[EXERCISE GOAL]: Retype the complete listing exactly as it appears.

────────────────

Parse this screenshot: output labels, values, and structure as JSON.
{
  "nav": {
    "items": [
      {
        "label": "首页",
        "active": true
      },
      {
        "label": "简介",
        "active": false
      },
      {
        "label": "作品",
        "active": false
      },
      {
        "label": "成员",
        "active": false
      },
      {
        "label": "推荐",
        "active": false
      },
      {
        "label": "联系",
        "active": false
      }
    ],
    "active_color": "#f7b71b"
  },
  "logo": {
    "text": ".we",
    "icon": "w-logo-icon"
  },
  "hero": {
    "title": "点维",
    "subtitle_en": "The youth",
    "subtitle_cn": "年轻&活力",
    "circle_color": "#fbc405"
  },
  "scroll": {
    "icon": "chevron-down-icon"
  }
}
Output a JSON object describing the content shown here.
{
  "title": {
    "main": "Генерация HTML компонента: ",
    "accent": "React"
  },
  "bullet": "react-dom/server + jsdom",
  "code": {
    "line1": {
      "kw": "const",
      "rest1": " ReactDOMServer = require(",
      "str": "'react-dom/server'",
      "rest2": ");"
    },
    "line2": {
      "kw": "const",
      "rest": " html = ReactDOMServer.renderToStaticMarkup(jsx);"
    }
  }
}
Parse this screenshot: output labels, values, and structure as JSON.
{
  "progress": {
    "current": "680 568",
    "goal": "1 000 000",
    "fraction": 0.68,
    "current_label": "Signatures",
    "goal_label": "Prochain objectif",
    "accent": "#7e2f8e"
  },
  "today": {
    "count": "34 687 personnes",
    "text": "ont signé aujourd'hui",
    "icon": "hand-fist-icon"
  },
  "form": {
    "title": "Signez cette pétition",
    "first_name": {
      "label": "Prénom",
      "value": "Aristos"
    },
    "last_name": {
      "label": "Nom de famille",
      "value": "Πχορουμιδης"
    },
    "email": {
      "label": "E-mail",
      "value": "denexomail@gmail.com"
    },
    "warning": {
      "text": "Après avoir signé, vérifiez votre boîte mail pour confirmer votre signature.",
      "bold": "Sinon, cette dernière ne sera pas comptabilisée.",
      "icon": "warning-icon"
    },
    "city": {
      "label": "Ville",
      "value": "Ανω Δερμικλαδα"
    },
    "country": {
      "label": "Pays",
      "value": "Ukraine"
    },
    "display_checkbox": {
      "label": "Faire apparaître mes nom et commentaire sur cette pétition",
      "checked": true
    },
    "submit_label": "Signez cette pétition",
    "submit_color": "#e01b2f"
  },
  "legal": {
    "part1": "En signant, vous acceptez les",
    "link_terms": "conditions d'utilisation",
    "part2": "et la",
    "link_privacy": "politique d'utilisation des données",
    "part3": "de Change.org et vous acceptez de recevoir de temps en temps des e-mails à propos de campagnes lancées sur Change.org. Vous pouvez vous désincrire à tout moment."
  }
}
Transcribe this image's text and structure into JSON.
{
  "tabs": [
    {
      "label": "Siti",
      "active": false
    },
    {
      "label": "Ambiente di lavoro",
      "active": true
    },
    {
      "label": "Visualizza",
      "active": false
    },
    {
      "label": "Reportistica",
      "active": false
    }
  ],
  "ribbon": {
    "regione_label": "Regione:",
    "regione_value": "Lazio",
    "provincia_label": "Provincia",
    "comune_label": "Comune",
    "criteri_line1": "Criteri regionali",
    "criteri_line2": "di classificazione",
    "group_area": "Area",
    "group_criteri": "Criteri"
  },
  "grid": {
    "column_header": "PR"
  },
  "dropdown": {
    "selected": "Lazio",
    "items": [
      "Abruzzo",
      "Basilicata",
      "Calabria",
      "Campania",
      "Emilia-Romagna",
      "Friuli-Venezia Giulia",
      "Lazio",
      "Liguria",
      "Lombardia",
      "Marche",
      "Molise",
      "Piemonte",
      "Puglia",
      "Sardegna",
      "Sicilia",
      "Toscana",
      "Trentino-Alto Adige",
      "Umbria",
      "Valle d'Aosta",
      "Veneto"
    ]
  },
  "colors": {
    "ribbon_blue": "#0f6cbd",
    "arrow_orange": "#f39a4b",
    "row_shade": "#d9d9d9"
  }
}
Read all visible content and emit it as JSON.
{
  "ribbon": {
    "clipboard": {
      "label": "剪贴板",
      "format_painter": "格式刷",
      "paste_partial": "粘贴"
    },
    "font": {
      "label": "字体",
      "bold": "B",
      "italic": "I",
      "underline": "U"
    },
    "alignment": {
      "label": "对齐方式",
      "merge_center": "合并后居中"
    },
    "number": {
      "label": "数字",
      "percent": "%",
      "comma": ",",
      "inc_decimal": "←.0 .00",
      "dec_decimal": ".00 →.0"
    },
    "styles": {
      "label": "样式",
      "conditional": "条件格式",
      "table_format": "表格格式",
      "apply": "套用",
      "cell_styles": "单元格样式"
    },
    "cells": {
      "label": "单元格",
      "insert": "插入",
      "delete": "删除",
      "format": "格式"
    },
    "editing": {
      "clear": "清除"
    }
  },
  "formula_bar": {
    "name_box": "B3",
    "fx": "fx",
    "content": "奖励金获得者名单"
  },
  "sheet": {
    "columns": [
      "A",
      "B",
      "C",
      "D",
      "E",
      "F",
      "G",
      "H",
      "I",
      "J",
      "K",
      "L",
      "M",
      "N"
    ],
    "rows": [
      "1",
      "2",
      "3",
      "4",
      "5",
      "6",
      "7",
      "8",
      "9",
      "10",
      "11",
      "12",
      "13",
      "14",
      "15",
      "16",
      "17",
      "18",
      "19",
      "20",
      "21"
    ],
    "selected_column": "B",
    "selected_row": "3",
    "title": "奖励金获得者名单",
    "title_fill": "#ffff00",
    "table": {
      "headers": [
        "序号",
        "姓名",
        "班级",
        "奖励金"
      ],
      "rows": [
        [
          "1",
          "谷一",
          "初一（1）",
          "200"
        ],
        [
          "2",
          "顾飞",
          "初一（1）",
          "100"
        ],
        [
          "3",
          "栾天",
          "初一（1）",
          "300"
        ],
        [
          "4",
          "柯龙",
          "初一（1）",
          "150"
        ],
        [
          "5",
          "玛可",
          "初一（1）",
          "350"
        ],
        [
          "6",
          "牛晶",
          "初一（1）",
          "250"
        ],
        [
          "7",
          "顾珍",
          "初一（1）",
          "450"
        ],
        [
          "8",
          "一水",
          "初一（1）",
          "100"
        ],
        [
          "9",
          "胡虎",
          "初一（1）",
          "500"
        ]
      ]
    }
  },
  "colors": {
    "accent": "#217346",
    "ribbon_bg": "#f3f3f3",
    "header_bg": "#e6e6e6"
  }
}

────────────────

[RESULT OF THIS TASK]:
Parse this screenshot: output labels, values, and structure as JSON.
{
  "nav": {
    "items": [
      {
        "label": "首页",
        "active": true
      },
      {
        "label": "简介",
        "active": false
      },
      {
        "label": "作品",
        "active": false
      },
      {
        "label": "成员",
        "active": false
      },
      {
        "label": "推荐",
        "active": false
      },
      {
        "label": "联系",
        "active": false
      }
    ],
    "active_color": "#f7b71b"
  },
  "logo": {
    "text": ".we",
    "icon": "w-logo-icon"
  },
  "hero": {
    "title": "点维",
    "subtitle_en": "The youth",
    "subtitle_cn": "年轻&活力",
    "circle_color": "#fbc405"
  },
  "scroll": {
    "icon": "chevron-down-icon"
  }
}
Output a JSON object describing the content shown here.
{
  "title": {
    "main": "Генерация HTML компонента: ",
    "accent": "React"
  },
  "bullet": "react-dom/server + jsdom",
  "code": {
    "line1": {
      "kw": "const",
      "rest1": " ReactDOMServer = require(",
      "str": "'react-dom/server'",
      "rest2": ");"
    },
    "line2": {
      "kw": "const",
      "rest": " html = ReactDOMServer.renderToStaticMarkup(jsx);"
    }
  }
}
Parse this screenshot: output labels, values, and structure as JSON.
{
  "progress": {
    "current": "680 568",
    "goal": "1 000 000",
    "fraction": 0.68,
    "current_label": "Signatures",
    "goal_label": "Prochain objectif",
    "accent": "#7e2f8e"
  },
  "today": {
    "count": "34 687 personnes",
    "text": "ont signé aujourd'hui",
    "icon": "hand-fist-icon"
  },
  "form": {
    "title": "Signez cette pétition",
    "first_name": {
      "label": "Prénom",
      "value": "Aristos"
    },
    "last_name": {
      "label": "Nom de famille",
      "value": "Πχορουμιδης"
    },
    "email": {
      "label": "E-mail",
      "value": "denexomail@gmail.com"
    },
    "warning": {
      "text": "Après avoir signé, vérifiez votre boîte mail pour confirmer votre signature.",
      "bold": "Sinon, cette dernière ne sera pas comptabilisée.",
      "icon": "warning-icon"
    },
    "city": {
      "label": "Ville",
      "value": "Ανω Δερμικλαδα"
    },
    "country": {
      "label": "Pays",
      "value": "Ukraine"
    },
    "display_checkbox": {
      "label": "Faire apparaître mes nom et commentaire sur cette pétition",
      "checked": true
    },
    "submit_label": "Signez cette pétition",
    "submit_color": "#e01b2f"
  },
  "legal": {
    "part1": "En signant, vous acceptez les",
    "link_terms": "conditions d'utilisation",
    "part2": "et la",
    "link_privacy": "politique d'utilisation des données",
    "part3": "de Change.org et vous acceptez de recevoir de temps en temps des e-mails à propos de campagnes lancées sur Change.org. Vous pouvez vous désincrire à tout moment."
  }
}
Transcribe this image's text and structure into JSON.
{
  "tabs": [
    {
      "label": "Siti",
      "active": false
    },
    {
      "label": "Ambiente di lavoro",
      "active": true
    },
    {
      "label": "Visualizza",
      "active": false
    },
    {
      "label": "Reportistica",
      "active": false
    }
  ],
  "ribbon": {
    "regione_label": "Regione:",
    "regione_value": "Lazio",
    "provincia_label": "Provincia",
    "comune_label": "Comune",
    "criteri_line1": "Criteri regionali",
    "criteri_line2": "di classificazione",
    "group_area": "Area",
    "group_criteri": "Criteri"
  },
  "grid": {
    "column_header": "PR"
  },
  "dropdown": {
    "selected": "Lazio",
    "items": [
      "Abruzzo",
      "Basilicata",
      "Calabria",
      "Campania",
      "Emilia-Romagna",
      "Friuli-Venezia Giulia",
      "Lazio",
      "Liguria",
      "Lombardia",
      "Marche",
      "Molise",
      "Piemonte",
      "Puglia",
      "Sardegna",
      "Sicilia",
      "Toscana",
      "Trentino-Alto Adige",
      "Umbria",
      "Valle d'Aosta",
      "Veneto"
    ]
  },
  "colors": {
    "ribbon_blue": "#0f6cbd",
    "arrow_orange": "#f39a4b",
    "row_shade": "#d9d9d9"
  }
}
Read all visible content and emit it as JSON.
{
  "ribbon": {
    "clipboard": {
      "label": "剪贴板",
      "format_painter": "格式刷",
      "paste_partial": "粘贴"
    },
    "font": {
      "label": "字体",
      "bold": "B",
      "italic": "I",
      "underline": "U"
    },
    "alignment": {
      "label": "对齐方式",
      "merge_center": "合并后居中"
    },
    "number": {
      "label": "数字",
      "percent": "%",
      "comma": ",",
      "inc_decimal": "←.0 .00",
      "dec_decimal": ".00 →.0"
    },
    "styles": {
      "label": "样式",
      "conditional": "条件格式",
      "table_format": "表格格式",
      "apply": "套用",
      "cell_styles": "单元格样式"
    },
    "cells": {
      "label": "单元格",
      "insert": "插入",
      "delete": "删除",
      "format": "格式"
    },
    "editing": {
      "clear": "清除"
    }
  },
  "formula_bar": {
    "name_box": "B3",
    "fx": "fx",
    "content": "奖励金获得者名单"
  },
  "sheet": {
    "columns": [
      "A",
      "B",
      "C",
      "D",
      "E",
      "F",
      "G",
      "H",
      "I",
      "J",
      "K",
      "L",
      "M",
      "N"
    ],
    "rows": [
      "1",
      "2",
      "3",
      "4",
      "5",
      "6",
      "7",
      "8",
      "9",
      "10",
      "11",
      "12",
      "13",
      "14",
      "15",
      "16",
      "17",
      "18",
      "19",
      "20",
      "21"
    ],
    "selected_column": "B",
    "selected_row": "3",
    "title": "奖励金获得者名单",
    "title_fill": "#ffff00",
    "table": {
      "headers": [
        "序号",
        "姓名",
        "班级",
        "奖励金"
      ],
      "rows": [
        [
          "1",
          "谷一",
          "初一（1）",
          "200"
        ],
        [
          "2",
          "顾飞",
          "初一（1）",
          "100"
        ],
        [
          "3",
          "栾天",
          "初一（1）",
          "300"
        ],
        [
          "4",
          "柯龙",
          "初一（1）",
          "150"
        ],
        [
          "5",
          "玛可",
          "初一（1）",
          "350"
        ],
        [
          "6",
          "牛晶",
          "初一（1）",
          "250"
        ],
        [
          "7",
          "顾珍",
          "初一（1）",
          "450"
        ],
        [
          "8",
          "一水",
          "初一（1）",
          "100"
        ],
        [
          "9",
          "胡虎",
          "初一（1）",
          "500"
        ]
      ]
    }
  },
  "colors": {
    "accent": "#217346",
    "ribbon_bg": "#f3f3f3",
    "header_bg": "#e6e6e6"
  }
}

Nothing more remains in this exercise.